**Instructions for the task:**
Reproduce the records below exactly, with nothing altered.
== Segment start ==
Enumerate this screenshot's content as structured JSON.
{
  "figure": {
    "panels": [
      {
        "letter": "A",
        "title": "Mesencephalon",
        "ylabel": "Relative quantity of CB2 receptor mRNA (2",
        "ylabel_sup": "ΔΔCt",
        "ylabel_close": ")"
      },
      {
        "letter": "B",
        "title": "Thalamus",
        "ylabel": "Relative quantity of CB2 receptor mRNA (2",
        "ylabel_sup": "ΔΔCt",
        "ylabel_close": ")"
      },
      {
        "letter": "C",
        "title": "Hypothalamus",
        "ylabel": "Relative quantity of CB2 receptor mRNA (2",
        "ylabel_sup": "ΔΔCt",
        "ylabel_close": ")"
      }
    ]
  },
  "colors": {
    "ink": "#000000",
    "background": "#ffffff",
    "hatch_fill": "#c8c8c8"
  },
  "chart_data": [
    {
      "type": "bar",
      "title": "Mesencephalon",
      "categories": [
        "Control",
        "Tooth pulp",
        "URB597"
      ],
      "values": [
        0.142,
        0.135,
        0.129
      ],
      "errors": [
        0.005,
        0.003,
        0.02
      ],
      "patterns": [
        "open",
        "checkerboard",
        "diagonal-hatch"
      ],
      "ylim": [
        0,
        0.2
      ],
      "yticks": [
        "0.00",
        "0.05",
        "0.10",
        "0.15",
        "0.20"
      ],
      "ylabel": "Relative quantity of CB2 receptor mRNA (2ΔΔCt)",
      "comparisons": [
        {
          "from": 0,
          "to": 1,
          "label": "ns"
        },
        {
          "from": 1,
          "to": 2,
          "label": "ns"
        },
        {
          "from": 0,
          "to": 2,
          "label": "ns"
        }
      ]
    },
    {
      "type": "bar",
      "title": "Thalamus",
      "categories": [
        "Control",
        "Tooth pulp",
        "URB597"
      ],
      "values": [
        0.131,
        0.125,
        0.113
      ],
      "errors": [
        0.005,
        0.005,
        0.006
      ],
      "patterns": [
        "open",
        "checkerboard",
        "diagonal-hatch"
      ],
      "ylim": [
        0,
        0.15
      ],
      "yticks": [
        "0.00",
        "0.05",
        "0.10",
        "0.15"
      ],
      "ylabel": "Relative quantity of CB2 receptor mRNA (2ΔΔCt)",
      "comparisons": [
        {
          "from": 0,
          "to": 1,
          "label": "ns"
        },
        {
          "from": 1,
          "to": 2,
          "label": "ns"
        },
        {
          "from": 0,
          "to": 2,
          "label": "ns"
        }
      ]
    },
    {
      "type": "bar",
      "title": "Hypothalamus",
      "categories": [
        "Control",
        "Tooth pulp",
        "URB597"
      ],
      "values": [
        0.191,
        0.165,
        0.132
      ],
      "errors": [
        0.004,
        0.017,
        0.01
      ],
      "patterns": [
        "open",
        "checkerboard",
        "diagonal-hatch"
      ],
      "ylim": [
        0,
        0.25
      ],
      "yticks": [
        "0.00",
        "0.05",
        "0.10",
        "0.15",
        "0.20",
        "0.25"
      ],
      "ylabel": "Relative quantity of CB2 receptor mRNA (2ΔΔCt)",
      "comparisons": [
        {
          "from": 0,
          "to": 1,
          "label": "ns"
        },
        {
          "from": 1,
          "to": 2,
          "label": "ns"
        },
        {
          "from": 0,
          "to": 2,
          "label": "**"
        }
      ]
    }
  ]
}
== Segment end ==
**Exercise response:**
Enumerate this screenshot's content as structured JSON.
{
  "figure": {
    "panels": [
      {
        "letter": "A",
        "title": "Mesencephalon",
        "ylabel": "Relative quantity of CB2 receptor mRNA (2",
        "ylabel_sup": "ΔΔCt",
        "ylabel_close": ")"
      },
      {
        "letter": "B",
        "title": "Thalamus",
        "ylabel": "Relative quantity of CB2 receptor mRNA (2",
        "ylabel_sup": "ΔΔCt",
        "ylabel_close": ")"
      },
      {
        "letter": "C",
        "title": "Hypothalamus",
        "ylabel": "Relative quantity of CB2 receptor mRNA (2",
        "ylabel_sup": "ΔΔCt",
        "ylabel_close": ")"
      }
    ]
  },
  "colors": {
    "ink": "#000000",
    "background": "#ffffff",
    "hatch_fill": "#c8c8c8"
  },
  "chart_data": [
    {
      "type": "bar",
      "title": "Mesencephalon",
      "categories": [
        "Control",
        "Tooth pulp",
        "URB597"
      ],
      "values": [
        0.142,
        0.135,
        0.129
      ],
      "errors": [
        0.005,
        0.003,
        0.02
      ],
      "patterns": [
        "open",
        "checkerboard",
        "diagonal-hatch"
      ],
      "ylim": [
        0,
        0.2
      ],
      "yticks": [
        "0.00",
        "0.05",
        "0.10",
        "0.15",
        "0.20"
      ],
      "ylabel": "Relative quantity of CB2 receptor mRNA (2ΔΔCt)",
      "comparisons": [
        {
          "from": 0,
          "to": 1,
          "label": "ns"
        },
        {
          "from": 1,
          "to": 2,
          "label": "ns"
        },
        {
          "from": 0,
          "to": 2,
          "label": "ns"
        }
      ]
    },
    {
      "type": "bar",
      "title": "Thalamus",
      "categories": [
        "Control",
        "Tooth pulp",
        "URB597"
      ],
      "values": [
        0.131,
        0.125,
        0.113
      ],
      "errors": [
        0.005,
        0.005,
        0.006
      ],
      "patterns": [
        "open",
        "checkerboard",
        "diagonal-hatch"
      ],
      "ylim": [
        0,
        0.15
      ],
      "yticks": [
        "0.00",
        "0.05",
        "0.10",
        "0.15"
      ],
      "ylabel": "Relative quantity of CB2 receptor mRNA (2ΔΔCt)",
      "comparisons": [
        {
          "from": 0,
          "to": 1,
          "label": "ns"
        },
        {
          "from": 1,
          "to": 2,
          "label": "ns"
        },
        {
          "from": 0,
          "to": 2,
          "label": "ns"
        }
      ]
    },
    {
      "type": "bar",
      "title": "Hypothalamus",
      "categories": [
        "Control",
        "Tooth pulp",
        "URB597"
      ],
      "values": [
        0.191,
        0.165,
        0.132
      ],
      "errors": [
        0.004,
        0.017,
        0.01
      ],
      "patterns": [
        "open",
        "checkerboard",
        "diagonal-hatch"
      ],
      "ylim": [
        0,
        0.25
      ],
      "yticks": [
        "0.00",
        "0.05",
        "0.10",
        "0.15",
        "0.20",
        "0.25"
      ],
      "ylabel": "Relative quantity of CB2 receptor mRNA (2ΔΔCt)",
      "comparisons": [
        {
          "from": 0,
          "to": 1,
          "label": "ns"
        },
        {
          "from": 1,
          "to": 2,
          "label": "ns"
        },
        {
          "from": 0,
          "to": 2,
          "label": "**"
        }
      ]
    }
  ]
}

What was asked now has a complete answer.